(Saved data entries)
-- Start --

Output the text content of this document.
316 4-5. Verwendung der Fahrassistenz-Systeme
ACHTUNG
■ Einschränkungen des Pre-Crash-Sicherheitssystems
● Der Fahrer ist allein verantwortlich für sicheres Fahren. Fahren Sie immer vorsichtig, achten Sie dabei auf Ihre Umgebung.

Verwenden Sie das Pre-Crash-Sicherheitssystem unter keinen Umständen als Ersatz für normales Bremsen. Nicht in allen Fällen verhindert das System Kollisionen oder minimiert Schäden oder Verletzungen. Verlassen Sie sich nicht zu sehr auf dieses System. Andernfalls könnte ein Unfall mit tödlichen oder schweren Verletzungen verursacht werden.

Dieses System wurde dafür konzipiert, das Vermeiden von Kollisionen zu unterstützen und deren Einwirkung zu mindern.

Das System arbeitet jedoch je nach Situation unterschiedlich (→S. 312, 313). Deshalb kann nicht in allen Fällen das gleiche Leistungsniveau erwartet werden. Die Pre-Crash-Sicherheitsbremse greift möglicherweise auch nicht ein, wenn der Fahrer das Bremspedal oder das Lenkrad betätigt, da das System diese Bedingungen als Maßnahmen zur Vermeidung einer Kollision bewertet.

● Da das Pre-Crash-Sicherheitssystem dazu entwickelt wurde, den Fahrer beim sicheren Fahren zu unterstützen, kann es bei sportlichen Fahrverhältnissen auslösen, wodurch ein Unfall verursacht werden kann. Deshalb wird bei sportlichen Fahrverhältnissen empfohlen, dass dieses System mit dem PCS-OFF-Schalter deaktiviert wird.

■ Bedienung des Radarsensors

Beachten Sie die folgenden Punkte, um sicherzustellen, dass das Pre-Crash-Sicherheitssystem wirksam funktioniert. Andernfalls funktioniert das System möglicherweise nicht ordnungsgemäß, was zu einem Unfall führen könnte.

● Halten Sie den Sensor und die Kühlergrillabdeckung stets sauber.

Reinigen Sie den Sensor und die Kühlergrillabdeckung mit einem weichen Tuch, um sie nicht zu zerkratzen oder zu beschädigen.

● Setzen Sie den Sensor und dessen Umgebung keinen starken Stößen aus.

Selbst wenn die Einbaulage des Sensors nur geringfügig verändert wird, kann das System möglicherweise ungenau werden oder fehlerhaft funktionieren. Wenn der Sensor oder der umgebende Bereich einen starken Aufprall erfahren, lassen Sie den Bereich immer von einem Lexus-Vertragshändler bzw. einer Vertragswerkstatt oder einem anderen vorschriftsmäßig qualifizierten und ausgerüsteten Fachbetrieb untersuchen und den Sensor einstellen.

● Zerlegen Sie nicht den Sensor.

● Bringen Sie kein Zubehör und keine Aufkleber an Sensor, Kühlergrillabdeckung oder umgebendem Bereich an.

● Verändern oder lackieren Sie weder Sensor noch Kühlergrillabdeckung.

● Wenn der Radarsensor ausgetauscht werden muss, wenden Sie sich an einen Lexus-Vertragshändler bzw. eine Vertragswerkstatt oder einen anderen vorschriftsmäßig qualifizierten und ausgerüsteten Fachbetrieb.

-- End --

THE EXERCISE.
Return all the lines that contain the string "allen".

SOLUTION FOR THIS EXERCISE.
Verwenden Sie das Pre-Crash-Sicherheitssystem unter keinen Umständen als Ersatz für normales Bremsen. Nicht in allen Fällen verhindert das System Kollisionen oder minimiert Schäden oder Verletzungen. Verlassen Sie sich nicht zu sehr auf dieses System. Andernfalls könnte ein Unfall mit tödlichen oder schweren Verletzungen verursacht werden.
Das System arbeitet jedoch je nach Situation unterschiedlich (→S. 312, 313). Deshalb kann nicht in allen Fällen das gleiche Leistungsniveau erwartet werden. Die Pre-Crash-Sicherheitsbremse greift möglicherweise auch nicht ein, wenn der Fahrer das Bremspedal oder das Lenkrad betätigt, da das System diese Bedingungen als Maßnahmen zur Vermeidung einer Kollision bewertet.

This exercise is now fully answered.